Supplied records →
☆ ☆ ☆ ☆

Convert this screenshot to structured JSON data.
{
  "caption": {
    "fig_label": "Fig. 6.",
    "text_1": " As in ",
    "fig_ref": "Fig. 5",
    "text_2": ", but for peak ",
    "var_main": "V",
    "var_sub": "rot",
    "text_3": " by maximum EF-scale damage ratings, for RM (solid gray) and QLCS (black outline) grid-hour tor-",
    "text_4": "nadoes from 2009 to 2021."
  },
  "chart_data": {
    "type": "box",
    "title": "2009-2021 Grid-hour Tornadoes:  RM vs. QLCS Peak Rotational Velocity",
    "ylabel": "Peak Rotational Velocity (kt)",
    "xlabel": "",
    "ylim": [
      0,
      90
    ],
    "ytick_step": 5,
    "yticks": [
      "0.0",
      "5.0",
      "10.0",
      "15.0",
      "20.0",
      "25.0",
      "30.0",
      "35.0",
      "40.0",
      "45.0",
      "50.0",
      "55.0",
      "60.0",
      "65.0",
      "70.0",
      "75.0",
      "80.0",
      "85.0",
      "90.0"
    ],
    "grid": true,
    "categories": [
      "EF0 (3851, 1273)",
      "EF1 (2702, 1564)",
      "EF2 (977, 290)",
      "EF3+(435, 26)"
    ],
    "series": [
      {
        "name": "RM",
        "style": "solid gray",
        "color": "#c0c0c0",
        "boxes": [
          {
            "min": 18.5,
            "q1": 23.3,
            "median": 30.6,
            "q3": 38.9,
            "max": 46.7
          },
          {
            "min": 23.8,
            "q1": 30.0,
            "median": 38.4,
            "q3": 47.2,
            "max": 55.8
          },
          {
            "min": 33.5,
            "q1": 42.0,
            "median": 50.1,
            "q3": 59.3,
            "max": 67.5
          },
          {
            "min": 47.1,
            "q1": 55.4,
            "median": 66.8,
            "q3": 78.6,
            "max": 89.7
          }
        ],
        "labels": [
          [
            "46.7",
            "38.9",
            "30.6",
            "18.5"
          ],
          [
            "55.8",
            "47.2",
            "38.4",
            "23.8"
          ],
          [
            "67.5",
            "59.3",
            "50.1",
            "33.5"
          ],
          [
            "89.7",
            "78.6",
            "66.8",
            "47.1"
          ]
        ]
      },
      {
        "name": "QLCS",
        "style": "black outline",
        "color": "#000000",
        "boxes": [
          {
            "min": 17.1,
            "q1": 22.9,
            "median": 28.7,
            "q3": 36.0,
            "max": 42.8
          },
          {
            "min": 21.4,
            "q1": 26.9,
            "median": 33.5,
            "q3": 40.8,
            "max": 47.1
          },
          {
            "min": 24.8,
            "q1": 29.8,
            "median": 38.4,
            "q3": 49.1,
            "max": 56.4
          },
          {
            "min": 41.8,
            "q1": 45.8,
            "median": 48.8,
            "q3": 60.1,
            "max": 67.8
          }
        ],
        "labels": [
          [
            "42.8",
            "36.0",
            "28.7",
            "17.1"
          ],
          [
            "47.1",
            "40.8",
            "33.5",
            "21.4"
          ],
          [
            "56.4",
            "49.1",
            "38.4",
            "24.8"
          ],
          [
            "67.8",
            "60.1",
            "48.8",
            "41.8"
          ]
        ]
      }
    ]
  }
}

☆ ☆ ☆ ☆

What is required →
Report how many lines of the data hold the string "solid"; give only the number.

Full answer →
2